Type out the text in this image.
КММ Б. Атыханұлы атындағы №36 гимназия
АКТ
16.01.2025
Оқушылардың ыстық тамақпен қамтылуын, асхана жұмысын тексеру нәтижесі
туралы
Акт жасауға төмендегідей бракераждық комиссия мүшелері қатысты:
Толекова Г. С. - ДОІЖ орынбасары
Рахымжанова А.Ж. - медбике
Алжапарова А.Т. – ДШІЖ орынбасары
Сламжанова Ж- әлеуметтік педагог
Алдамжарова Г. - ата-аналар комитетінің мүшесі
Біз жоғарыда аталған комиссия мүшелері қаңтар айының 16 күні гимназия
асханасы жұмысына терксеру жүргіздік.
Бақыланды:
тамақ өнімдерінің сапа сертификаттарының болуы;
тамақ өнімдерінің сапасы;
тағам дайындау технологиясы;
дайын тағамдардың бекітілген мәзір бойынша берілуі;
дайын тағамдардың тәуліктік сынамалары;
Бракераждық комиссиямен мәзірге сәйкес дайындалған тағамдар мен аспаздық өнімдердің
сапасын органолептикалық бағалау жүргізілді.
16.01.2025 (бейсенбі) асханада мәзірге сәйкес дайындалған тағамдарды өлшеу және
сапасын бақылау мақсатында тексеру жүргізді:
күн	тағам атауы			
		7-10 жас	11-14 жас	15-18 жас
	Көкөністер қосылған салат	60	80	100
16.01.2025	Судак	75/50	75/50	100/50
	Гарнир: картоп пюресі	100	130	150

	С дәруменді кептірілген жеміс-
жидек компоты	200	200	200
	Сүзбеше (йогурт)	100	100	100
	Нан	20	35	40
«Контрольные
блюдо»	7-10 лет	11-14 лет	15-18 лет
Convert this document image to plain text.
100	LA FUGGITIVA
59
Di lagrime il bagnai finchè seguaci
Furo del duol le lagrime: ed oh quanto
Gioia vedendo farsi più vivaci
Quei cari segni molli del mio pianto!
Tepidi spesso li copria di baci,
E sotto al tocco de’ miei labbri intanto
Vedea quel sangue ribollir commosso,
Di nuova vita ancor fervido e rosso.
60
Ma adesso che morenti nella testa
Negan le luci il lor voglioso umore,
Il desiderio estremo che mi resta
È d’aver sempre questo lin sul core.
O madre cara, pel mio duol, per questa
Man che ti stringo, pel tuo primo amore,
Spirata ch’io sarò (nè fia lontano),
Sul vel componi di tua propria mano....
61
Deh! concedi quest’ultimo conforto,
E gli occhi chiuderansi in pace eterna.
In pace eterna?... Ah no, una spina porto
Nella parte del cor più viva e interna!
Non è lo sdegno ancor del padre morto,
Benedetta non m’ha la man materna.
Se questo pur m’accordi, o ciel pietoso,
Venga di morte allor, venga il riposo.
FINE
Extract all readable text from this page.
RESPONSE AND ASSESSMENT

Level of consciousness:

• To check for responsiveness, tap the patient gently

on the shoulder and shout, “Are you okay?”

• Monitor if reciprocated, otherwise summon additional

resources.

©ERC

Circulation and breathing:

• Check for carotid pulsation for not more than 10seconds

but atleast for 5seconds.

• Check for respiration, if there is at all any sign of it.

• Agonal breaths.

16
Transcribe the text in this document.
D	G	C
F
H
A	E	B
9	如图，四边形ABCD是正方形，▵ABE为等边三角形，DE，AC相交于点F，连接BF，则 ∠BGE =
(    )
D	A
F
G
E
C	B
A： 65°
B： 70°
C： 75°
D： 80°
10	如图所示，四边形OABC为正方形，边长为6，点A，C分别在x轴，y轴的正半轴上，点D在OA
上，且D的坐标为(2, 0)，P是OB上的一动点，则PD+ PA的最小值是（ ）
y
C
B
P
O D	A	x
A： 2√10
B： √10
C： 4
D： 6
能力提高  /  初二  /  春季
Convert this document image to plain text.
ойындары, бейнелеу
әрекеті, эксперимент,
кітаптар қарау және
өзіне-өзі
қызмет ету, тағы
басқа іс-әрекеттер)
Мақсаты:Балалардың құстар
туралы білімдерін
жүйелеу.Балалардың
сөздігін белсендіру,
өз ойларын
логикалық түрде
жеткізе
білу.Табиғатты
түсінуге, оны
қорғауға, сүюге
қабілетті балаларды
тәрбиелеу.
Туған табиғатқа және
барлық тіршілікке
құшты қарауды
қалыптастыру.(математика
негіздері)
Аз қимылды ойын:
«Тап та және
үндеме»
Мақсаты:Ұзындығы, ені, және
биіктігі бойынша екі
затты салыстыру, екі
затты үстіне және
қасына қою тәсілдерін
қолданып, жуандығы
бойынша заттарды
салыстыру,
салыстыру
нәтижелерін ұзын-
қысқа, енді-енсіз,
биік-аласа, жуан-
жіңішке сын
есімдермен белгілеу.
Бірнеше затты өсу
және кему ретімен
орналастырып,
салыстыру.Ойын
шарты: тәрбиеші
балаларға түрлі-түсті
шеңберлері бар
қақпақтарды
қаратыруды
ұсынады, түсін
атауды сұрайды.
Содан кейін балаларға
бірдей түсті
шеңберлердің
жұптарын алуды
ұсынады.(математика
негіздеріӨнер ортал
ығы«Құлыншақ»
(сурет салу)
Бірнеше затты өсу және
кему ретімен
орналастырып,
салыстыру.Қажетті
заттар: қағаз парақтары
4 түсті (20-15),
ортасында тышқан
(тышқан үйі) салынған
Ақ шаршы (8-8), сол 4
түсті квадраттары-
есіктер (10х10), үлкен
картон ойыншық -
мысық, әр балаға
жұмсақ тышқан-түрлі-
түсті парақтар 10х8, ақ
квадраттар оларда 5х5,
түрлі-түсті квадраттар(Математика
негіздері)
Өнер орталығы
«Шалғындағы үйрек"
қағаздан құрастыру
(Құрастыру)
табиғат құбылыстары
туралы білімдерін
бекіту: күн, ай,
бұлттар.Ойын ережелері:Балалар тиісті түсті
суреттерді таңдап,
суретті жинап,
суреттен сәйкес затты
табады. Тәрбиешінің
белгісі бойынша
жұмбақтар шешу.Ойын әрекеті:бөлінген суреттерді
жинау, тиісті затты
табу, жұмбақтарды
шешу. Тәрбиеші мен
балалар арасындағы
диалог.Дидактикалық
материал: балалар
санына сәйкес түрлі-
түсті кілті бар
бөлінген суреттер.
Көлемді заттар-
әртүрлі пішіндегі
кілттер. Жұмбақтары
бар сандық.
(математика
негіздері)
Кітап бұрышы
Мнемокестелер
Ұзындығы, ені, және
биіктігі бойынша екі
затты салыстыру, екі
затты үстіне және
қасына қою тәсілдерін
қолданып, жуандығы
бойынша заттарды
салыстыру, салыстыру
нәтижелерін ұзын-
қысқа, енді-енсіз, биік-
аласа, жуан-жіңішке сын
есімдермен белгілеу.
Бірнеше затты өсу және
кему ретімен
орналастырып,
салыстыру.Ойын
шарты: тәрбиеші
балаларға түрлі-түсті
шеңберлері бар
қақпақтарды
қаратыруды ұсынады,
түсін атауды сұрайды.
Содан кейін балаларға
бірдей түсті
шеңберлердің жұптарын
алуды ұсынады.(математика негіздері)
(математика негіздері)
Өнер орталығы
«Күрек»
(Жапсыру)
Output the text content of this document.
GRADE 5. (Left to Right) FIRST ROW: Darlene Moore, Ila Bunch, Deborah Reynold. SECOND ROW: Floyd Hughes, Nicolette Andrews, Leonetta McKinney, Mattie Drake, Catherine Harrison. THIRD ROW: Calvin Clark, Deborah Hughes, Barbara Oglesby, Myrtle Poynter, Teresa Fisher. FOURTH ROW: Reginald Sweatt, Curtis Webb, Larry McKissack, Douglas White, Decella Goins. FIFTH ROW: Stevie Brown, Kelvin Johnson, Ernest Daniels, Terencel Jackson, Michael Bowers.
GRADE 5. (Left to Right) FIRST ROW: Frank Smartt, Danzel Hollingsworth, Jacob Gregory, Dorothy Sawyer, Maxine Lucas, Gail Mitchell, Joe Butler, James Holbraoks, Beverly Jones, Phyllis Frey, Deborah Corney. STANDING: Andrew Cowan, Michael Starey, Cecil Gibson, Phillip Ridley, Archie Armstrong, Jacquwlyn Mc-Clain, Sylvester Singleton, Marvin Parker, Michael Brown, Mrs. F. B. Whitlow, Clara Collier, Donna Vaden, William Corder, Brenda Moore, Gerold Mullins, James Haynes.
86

== == ==

-- Requirement --
Above are the records; copy exactly the lines from the one with "Output the text content of this document." through the final line.

-- Task solution --
Output the text content of this document.
GRADE 5. (Left to Right) FIRST ROW: Darlene Moore, Ila Bunch, Deborah Reynold. SECOND ROW: Floyd Hughes, Nicolette Andrews, Leonetta McKinney, Mattie Drake, Catherine Harrison. THIRD ROW: Calvin Clark, Deborah Hughes, Barbara Oglesby, Myrtle Poynter, Teresa Fisher. FOURTH ROW: Reginald Sweatt, Curtis Webb, Larry McKissack, Douglas White, Decella Goins. FIFTH ROW: Stevie Brown, Kelvin Johnson, Ernest Daniels, Terencel Jackson, Michael Bowers.
GRADE 5. (Left to Right) FIRST ROW: Frank Smartt, Danzel Hollingsworth, Jacob Gregory, Dorothy Sawyer, Maxine Lucas, Gail Mitchell, Joe Butler, James Holbraoks, Beverly Jones, Phyllis Frey, Deborah Corney. STANDING: Andrew Cowan, Michael Starey, Cecil Gibson, Phillip Ridley, Archie Armstrong, Jacquwlyn Mc-Clain, Sylvester Singleton, Marvin Parker, Michael Brown, Mrs. F. B. Whitlow, Clara Collier, Donna Vaden, William Corder, Brenda Moore, Gerold Mullins, James Haynes.
86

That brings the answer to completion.